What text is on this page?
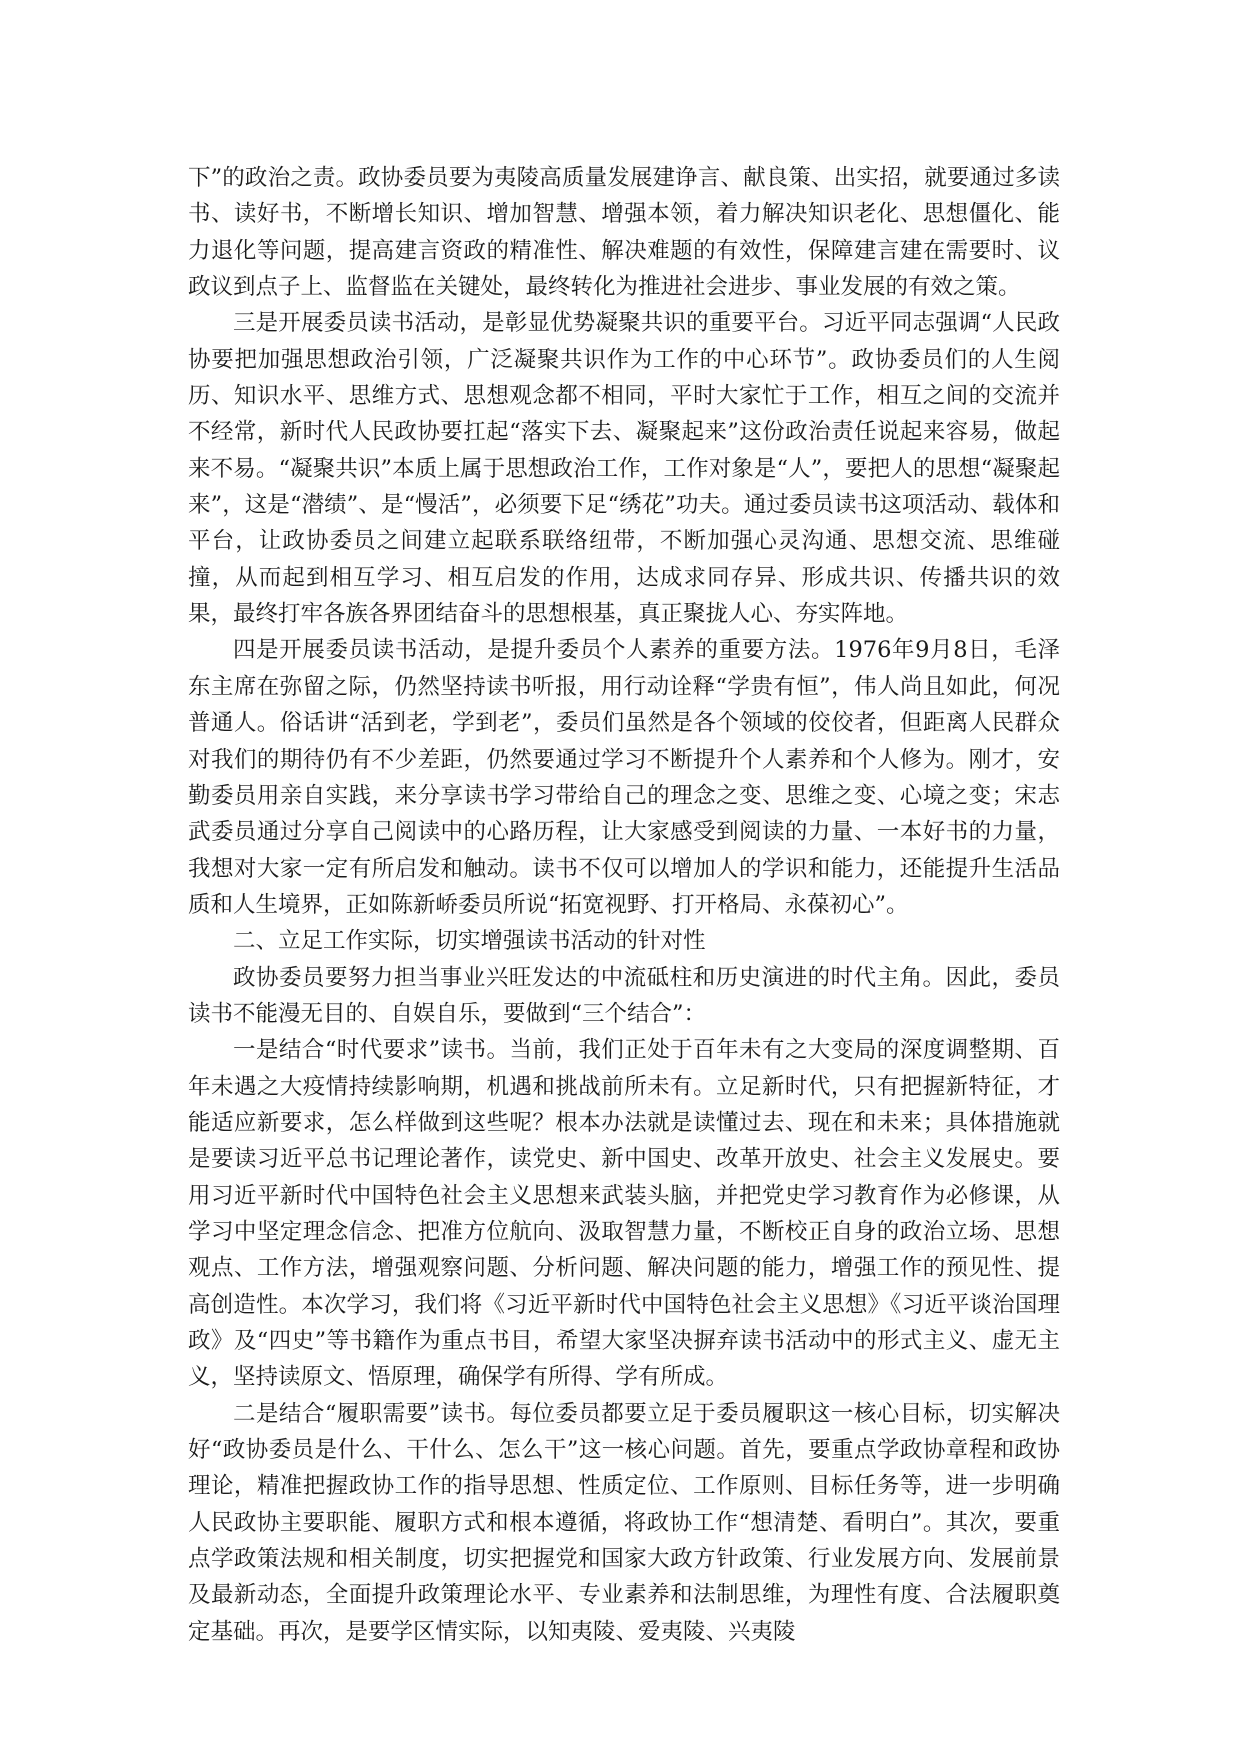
下”的政治之责。政协委员要为夷陵高质量发展建诤言、献良策、出实招，就要通过多读书、读好书，不断增长知识、增加智慧、增强本领，着力解决知识老化、思想僵化、能力退化等问题，提高建言资政的精准性、解决难题的有效性，保障建言建在需要时、议政议到点子上、监督监在关键处，最终转化为推进社会进步、事业发展的有效之策。

三是开展委员读书活动，是彰显优势凝聚共识的重要平台。习近平同志强调“人民政协要把加强思想政治引领，广泛凝聚共识作为工作的中心环节”。政协委员们的人生阅历、知识水平、思维方式、思想观念都不相同，平时大家忙于工作，相互之间的交流并不经常，新时代人民政协要扛起“落实下去、凝聚起来”这份政治责任说起来容易，做起来不易。“凝聚共识”本质上属于思想政治工作，工作对象是“人”，要把人的思想“凝聚起来”，这是“潜绩”、是“慢活”，必须要下足“绣花”功夫。通过委员读书这项活动、载体和平台，让政协委员之间建立起联系联络纽带，不断加强心灵沟通、思想交流、思维碰撞，从而起到相互学习、相互启发的作用，达成求同存异、形成共识、传播共识的效果，最终打牢各族各界团结奋斗的思想根基，真正聚拢人心、夯实阵地。

四是开展委员读书活动，是提升委员个人素养的重要方法。1976年9月8日，毛泽东主席在弥留之际，仍然坚持读书听报，用行动诠释“学贵有恒”，伟人尚且如此，何况普通人。俗话讲“活到老，学到老”，委员们虽然是各个领域的佼佼者，但距离人民群众对我们的期待仍有不少差距，仍然要通过学习不断提升个人素养和个人修为。刚才，安勤委员用亲自实践，来分享读书学习带给自己的理念之变、思维之变、心境之变；宋志武委员通过分享自己阅读中的心路历程，让大家感受到阅读的力量、一本好书的力量，我想对大家一定有所启发和触动。读书不仅可以增加人的学识和能力，还能提升生活品质和人生境界，正如陈新峤委员所说“拓宽视野、打开格局、永葆初心”。

二、立足工作实际，切实增强读书活动的针对性

政协委员要努力担当事业兴旺发达的中流砥柱和历史演进的时代主角。因此，委员读书不能漫无目的、自娱自乐，要做到“三个结合”：

一是结合“时代要求”读书。当前，我们正处于百年未有之大变局的深度调整期、百年未遇之大疫情持续影响期，机遇和挑战前所未有。立足新时代，只有把握新特征，才能适应新要求，怎么样做到这些呢？根本办法就是读懂过去、现在和未来；具体措施就是要读习近平总书记理论著作，读党史、新中国史、改革开放史、社会主义发展史。要用习近平新时代中国特色社会主义思想来武装头脑，并把党史学习教育作为必修课，从学习中坚定理念信念、把准方位航向、汲取智慧力量，不断校正自身的政治立场、思想观点、工作方法，增强观察问题、分析问题、解决问题的能力，增强工作的预见性、提高创造性。本次学习，我们将《习近平新时代中国特色社会主义思想》《习近平谈治国理政》及“四史”等书籍作为重点书目，希望大家坚决摒弃读书活动中的形式主义、虚无主义，坚持读原文、悟原理，确保学有所得、学有所成。

二是结合“履职需要”读书。每位委员都要立足于委员履职这一核心目标，切实解决好“政协委员是什么、干什么、怎么干”这一核心问题。首先，要重点学政协章程和政协理论，精准把握政协工作的指导思想、性质定位、工作原则、目标任务等，进一步明确人民政协主要职能、履职方式和根本遵循，将政协工作“想清楚、看明白”。其次，要重点学政策法规和相关制度，切实把握党和国家大政方针政策、行业发展方向、发展前景及最新动态，全面提升政策理论水平、专业素养和法制思维，为理性有度、合法履职奠定基础。再次，是要学区情实际，以知夷陵、爱夷陵、兴夷陵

WHAT YOU ARE ASKED TO DO
Transcribe the whole listing, character for character, but not its images.

EXERCISE SOLUTION
What text is on this page?
下”的政治之责。政协委员要为夷陵高质量发展建诤言、献良策、出实招，就要通过多读书、读好书，不断增长知识、增加智慧、增强本领，着力解决知识老化、思想僵化、能力退化等问题，提高建言资政的精准性、解决难题的有效性，保障建言建在需要时、议政议到点子上、监督监在关键处，最终转化为推进社会进步、事业发展的有效之策。

三是开展委员读书活动，是彰显优势凝聚共识的重要平台。习近平同志强调“人民政协要把加强思想政治引领，广泛凝聚共识作为工作的中心环节”。政协委员们的人生阅历、知识水平、思维方式、思想观念都不相同，平时大家忙于工作，相互之间的交流并不经常，新时代人民政协要扛起“落实下去、凝聚起来”这份政治责任说起来容易，做起来不易。“凝聚共识”本质上属于思想政治工作，工作对象是“人”，要把人的思想“凝聚起来”，这是“潜绩”、是“慢活”，必须要下足“绣花”功夫。通过委员读书这项活动、载体和平台，让政协委员之间建立起联系联络纽带，不断加强心灵沟通、思想交流、思维碰撞，从而起到相互学习、相互启发的作用，达成求同存异、形成共识、传播共识的效果，最终打牢各族各界团结奋斗的思想根基，真正聚拢人心、夯实阵地。

四是开展委员读书活动，是提升委员个人素养的重要方法。1976年9月8日，毛泽东主席在弥留之际，仍然坚持读书听报，用行动诠释“学贵有恒”，伟人尚且如此，何况普通人。俗话讲“活到老，学到老”，委员们虽然是各个领域的佼佼者，但距离人民群众对我们的期待仍有不少差距，仍然要通过学习不断提升个人素养和个人修为。刚才，安勤委员用亲自实践，来分享读书学习带给自己的理念之变、思维之变、心境之变；宋志武委员通过分享自己阅读中的心路历程，让大家感受到阅读的力量、一本好书的力量，我想对大家一定有所启发和触动。读书不仅可以增加人的学识和能力，还能提升生活品质和人生境界，正如陈新峤委员所说“拓宽视野、打开格局、永葆初心”。

二、立足工作实际，切实增强读书活动的针对性

政协委员要努力担当事业兴旺发达的中流砥柱和历史演进的时代主角。因此，委员读书不能漫无目的、自娱自乐，要做到“三个结合”：

一是结合“时代要求”读书。当前，我们正处于百年未有之大变局的深度调整期、百年未遇之大疫情持续影响期，机遇和挑战前所未有。立足新时代，只有把握新特征，才能适应新要求，怎么样做到这些呢？根本办法就是读懂过去、现在和未来；具体措施就是要读习近平总书记理论著作，读党史、新中国史、改革开放史、社会主义发展史。要用习近平新时代中国特色社会主义思想来武装头脑，并把党史学习教育作为必修课，从学习中坚定理念信念、把准方位航向、汲取智慧力量，不断校正自身的政治立场、思想观点、工作方法，增强观察问题、分析问题、解决问题的能力，增强工作的预见性、提高创造性。本次学习，我们将《习近平新时代中国特色社会主义思想》《习近平谈治国理政》及“四史”等书籍作为重点书目，希望大家坚决摒弃读书活动中的形式主义、虚无主义，坚持读原文、悟原理，确保学有所得、学有所成。

二是结合“履职需要”读书。每位委员都要立足于委员履职这一核心目标，切实解决好“政协委员是什么、干什么、怎么干”这一核心问题。首先，要重点学政协章程和政协理论，精准把握政协工作的指导思想、性质定位、工作原则、目标任务等，进一步明确人民政协主要职能、履职方式和根本遵循，将政协工作“想清楚、看明白”。其次，要重点学政策法规和相关制度，切实把握党和国家大政方针政策、行业发展方向、发展前景及最新动态，全面提升政策理论水平、专业素养和法制思维，为理性有度、合法履职奠定基础。再次，是要学区情实际，以知夷陵、爱夷陵、兴夷陵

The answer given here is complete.